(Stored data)
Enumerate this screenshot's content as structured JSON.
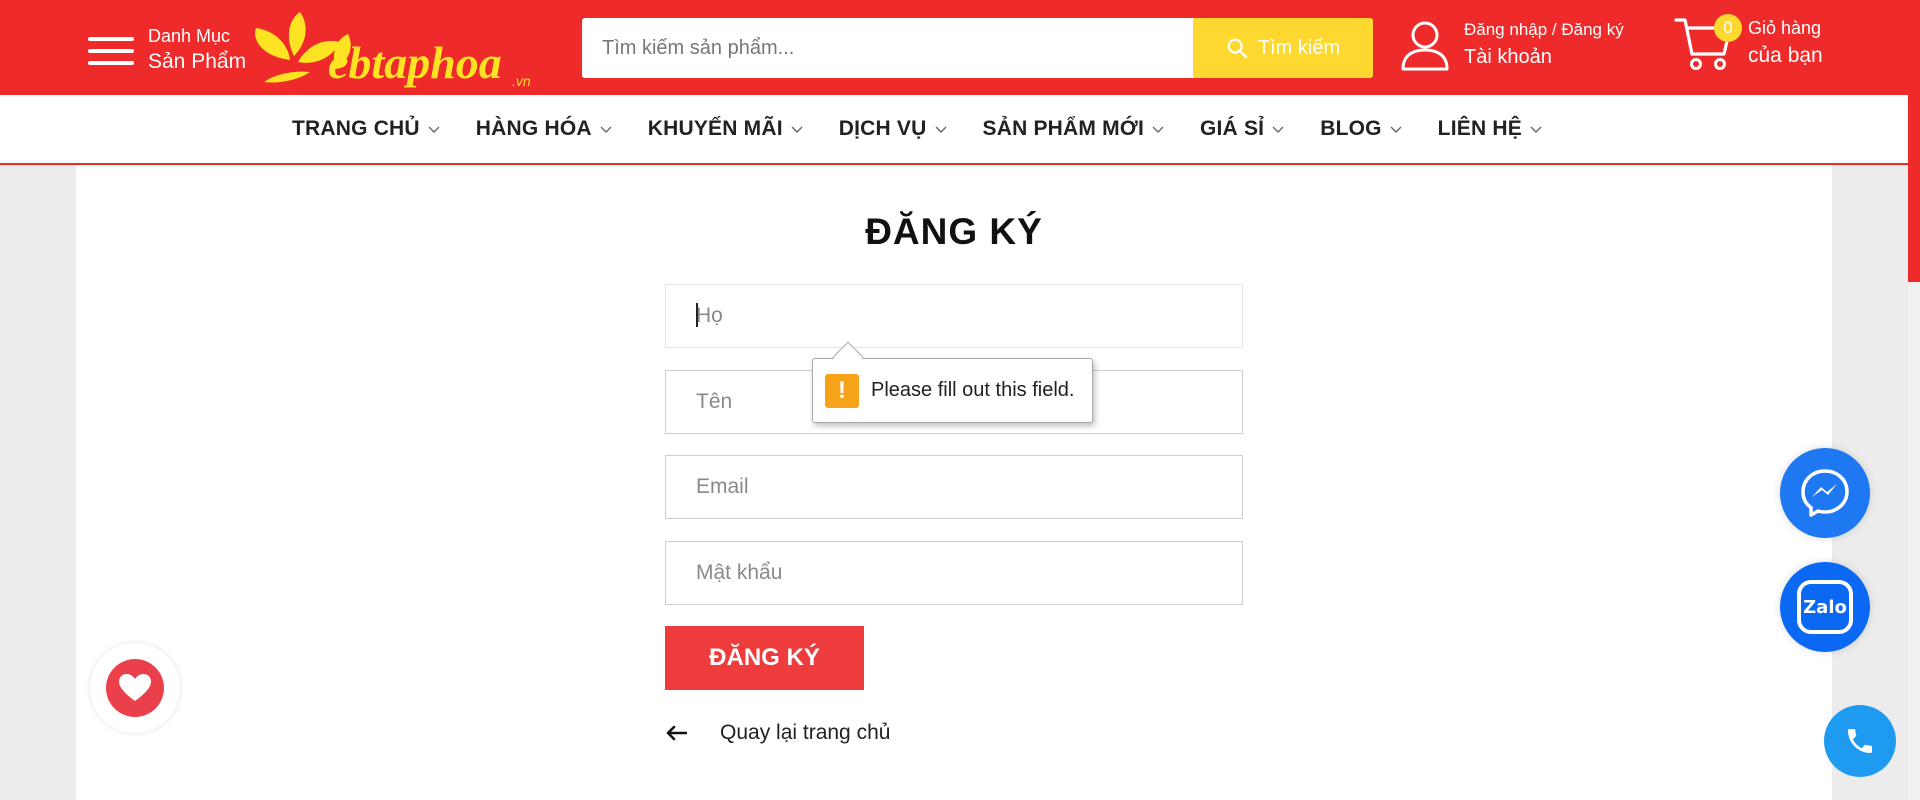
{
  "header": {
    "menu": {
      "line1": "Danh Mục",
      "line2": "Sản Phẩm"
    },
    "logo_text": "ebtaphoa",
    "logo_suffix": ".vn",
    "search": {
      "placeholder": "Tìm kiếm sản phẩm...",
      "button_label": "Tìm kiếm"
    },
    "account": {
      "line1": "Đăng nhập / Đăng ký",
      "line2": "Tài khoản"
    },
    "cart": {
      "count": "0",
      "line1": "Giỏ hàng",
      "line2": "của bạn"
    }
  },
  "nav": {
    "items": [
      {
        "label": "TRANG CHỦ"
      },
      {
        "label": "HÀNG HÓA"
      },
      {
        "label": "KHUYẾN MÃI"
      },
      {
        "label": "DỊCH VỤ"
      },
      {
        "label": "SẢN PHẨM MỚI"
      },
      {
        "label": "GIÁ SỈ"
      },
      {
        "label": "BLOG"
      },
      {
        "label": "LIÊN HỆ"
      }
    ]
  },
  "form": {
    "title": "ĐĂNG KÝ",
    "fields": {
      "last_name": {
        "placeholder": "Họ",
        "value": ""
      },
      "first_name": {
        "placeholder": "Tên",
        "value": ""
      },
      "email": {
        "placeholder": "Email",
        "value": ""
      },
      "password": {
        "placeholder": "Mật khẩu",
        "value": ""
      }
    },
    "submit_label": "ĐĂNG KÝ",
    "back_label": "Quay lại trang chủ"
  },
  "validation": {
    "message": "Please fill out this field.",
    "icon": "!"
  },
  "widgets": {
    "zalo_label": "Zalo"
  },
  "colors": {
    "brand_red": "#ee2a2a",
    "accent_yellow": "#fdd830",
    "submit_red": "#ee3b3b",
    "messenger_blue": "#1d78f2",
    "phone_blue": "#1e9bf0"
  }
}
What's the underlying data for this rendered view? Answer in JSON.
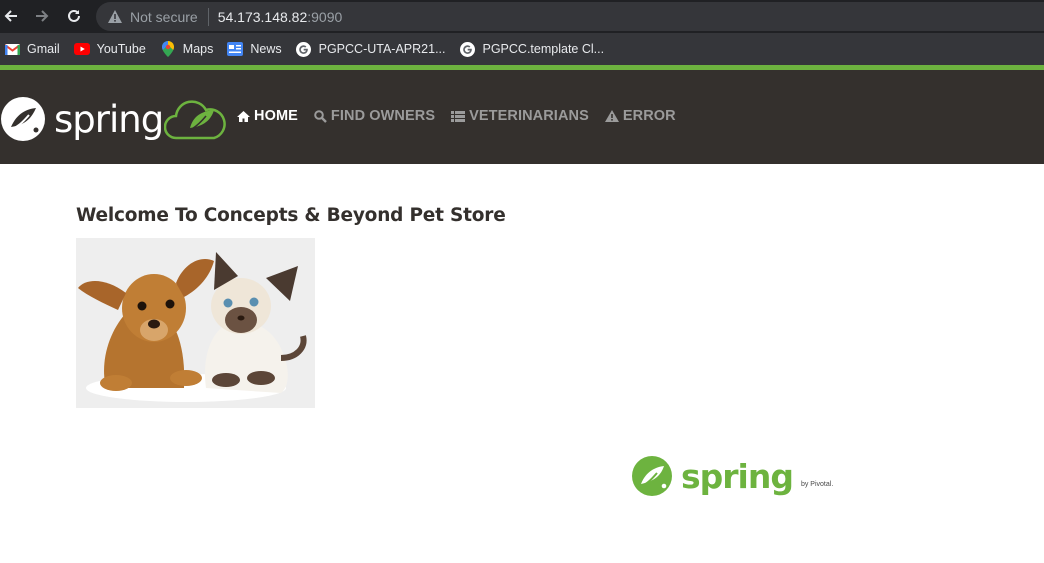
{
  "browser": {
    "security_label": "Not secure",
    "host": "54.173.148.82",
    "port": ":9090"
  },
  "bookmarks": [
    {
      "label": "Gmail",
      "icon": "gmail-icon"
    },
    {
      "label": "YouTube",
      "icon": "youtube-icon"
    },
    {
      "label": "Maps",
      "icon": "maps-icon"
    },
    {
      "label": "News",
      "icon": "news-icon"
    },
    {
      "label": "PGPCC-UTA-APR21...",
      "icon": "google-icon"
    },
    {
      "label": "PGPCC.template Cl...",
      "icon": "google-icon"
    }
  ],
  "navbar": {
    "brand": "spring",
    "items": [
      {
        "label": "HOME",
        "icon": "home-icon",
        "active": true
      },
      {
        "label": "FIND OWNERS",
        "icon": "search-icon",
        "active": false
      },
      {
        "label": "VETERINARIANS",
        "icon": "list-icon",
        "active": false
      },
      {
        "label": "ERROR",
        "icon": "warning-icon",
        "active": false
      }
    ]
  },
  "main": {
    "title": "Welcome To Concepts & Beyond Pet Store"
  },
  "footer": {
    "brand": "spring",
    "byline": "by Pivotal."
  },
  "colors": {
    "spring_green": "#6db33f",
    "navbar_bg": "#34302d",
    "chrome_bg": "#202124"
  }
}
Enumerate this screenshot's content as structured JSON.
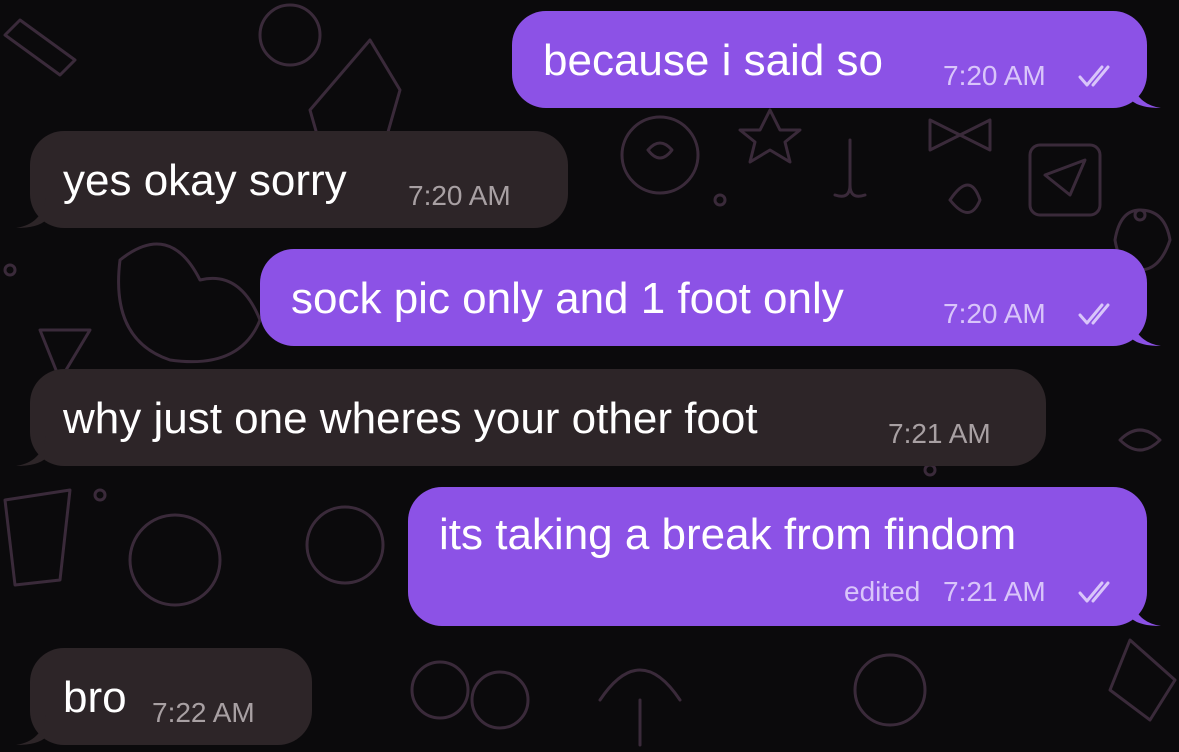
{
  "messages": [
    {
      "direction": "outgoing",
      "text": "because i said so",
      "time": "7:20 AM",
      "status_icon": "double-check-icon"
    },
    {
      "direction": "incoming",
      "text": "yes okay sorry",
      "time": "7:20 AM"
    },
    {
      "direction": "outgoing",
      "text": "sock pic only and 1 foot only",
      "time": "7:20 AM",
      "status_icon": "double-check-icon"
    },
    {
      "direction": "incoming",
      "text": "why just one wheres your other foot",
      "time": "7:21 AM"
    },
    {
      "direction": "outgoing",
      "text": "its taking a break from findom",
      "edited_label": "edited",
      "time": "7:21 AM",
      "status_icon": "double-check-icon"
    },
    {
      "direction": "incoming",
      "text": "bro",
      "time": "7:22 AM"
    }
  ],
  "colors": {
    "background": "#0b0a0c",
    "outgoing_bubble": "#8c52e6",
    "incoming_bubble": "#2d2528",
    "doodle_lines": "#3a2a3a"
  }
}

* To be done
Each record above should come back exactly the same, only without its pictures.

* Output for this task
Enumerate this screenshot's content as structured JSON.
{
  "header": {
    "menu": {
      "line1": "Danh Mục",
      "line2": "Sản Phẩm"
    },
    "logo_text": "ebtaphoa",
    "logo_suffix": ".vn",
    "search": {
      "placeholder": "Tìm kiếm sản phẩm...",
      "button_label": "Tìm kiếm"
    },
    "account": {
      "line1": "Đăng nhập / Đăng ký",
      "line2": "Tài khoản"
    },
    "cart": {
      "count": "0",
      "line1": "Giỏ hàng",
      "line2": "của bạn"
    }
  },
  "nav": {
    "items": [
      {
        "label": "TRANG CHỦ"
      },
      {
        "label": "HÀNG HÓA"
      },
      {
        "label": "KHUYẾN MÃI"
      },
      {
        "label": "DỊCH VỤ"
      },
      {
        "label": "SẢN PHẨM MỚI"
      },
      {
        "label": "GIÁ SỈ"
      },
      {
        "label": "BLOG"
      },
      {
        "label": "LIÊN HỆ"
      }
    ]
  },
  "form": {
    "title": "ĐĂNG KÝ",
    "fields": {
      "last_name": {
        "placeholder": "Họ",
        "value": ""
      },
      "first_name": {
        "placeholder": "Tên",
        "value": ""
      },
      "email": {
        "placeholder": "Email",
        "value": ""
      },
      "password": {
        "placeholder": "Mật khẩu",
        "value": ""
      }
    },
    "submit_label": "ĐĂNG KÝ",
    "back_label": "Quay lại trang chủ"
  },
  "validation": {
    "message": "Please fill out this field.",
    "icon": "!"
  },
  "widgets": {
    "zalo_label": "Zalo"
  },
  "colors": {
    "brand_red": "#ee2a2a",
    "accent_yellow": "#fdd830",
    "submit_red": "#ee3b3b",
    "messenger_blue": "#1d78f2",
    "phone_blue": "#1e9bf0"
  }
}
What's the underlying data for this rendered view? Answer in JSON.
{
  "browser": {
    "security_label": "Not secure",
    "host": "54.173.148.82",
    "port": ":9090"
  },
  "bookmarks": [
    {
      "label": "Gmail",
      "icon": "gmail-icon"
    },
    {
      "label": "YouTube",
      "icon": "youtube-icon"
    },
    {
      "label": "Maps",
      "icon": "maps-icon"
    },
    {
      "label": "News",
      "icon": "news-icon"
    },
    {
      "label": "PGPCC-UTA-APR21...",
      "icon": "google-icon"
    },
    {
      "label": "PGPCC.template Cl...",
      "icon": "google-icon"
    }
  ],
  "navbar": {
    "brand": "spring",
    "items": [
      {
        "label": "HOME",
        "icon": "home-icon",
        "active": true
      },
      {
        "label": "FIND OWNERS",
        "icon": "search-icon",
        "active": false
      },
      {
        "label": "VETERINARIANS",
        "icon": "list-icon",
        "active": false
      },
      {
        "label": "ERROR",
        "icon": "warning-icon",
        "active": false
      }
    ]
  },
  "main": {
    "title": "Welcome To Concepts & Beyond Pet Store"
  },
  "footer": {
    "brand": "spring",
    "byline": "by Pivotal."
  },
  "colors": {
    "spring_green": "#6db33f",
    "navbar_bg": "#34302d",
    "chrome_bg": "#202124"
  }
}
Enumerate this screenshot's content as structured JSON.
{
  "messages": [
    {
      "direction": "outgoing",
      "text": "because i said so",
      "time": "7:20 AM",
      "status_icon": "double-check-icon"
    },
    {
      "direction": "incoming",
      "text": "yes okay sorry",
      "time": "7:20 AM"
    },
    {
      "direction": "outgoing",
      "text": "sock pic only and 1 foot only",
      "time": "7:20 AM",
      "status_icon": "double-check-icon"
    },
    {
      "direction": "incoming",
      "text": "why just one wheres your other foot",
      "time": "7:21 AM"
    },
    {
      "direction": "outgoing",
      "text": "its taking a break from findom",
      "edited_label": "edited",
      "time": "7:21 AM",
      "status_icon": "double-check-icon"
    },
    {
      "direction": "incoming",
      "text": "bro",
      "time": "7:22 AM"
    }
  ],
  "colors": {
    "background": "#0b0a0c",
    "outgoing_bubble": "#8c52e6",
    "incoming_bubble": "#2d2528",
    "doodle_lines": "#3a2a3a"
  }
}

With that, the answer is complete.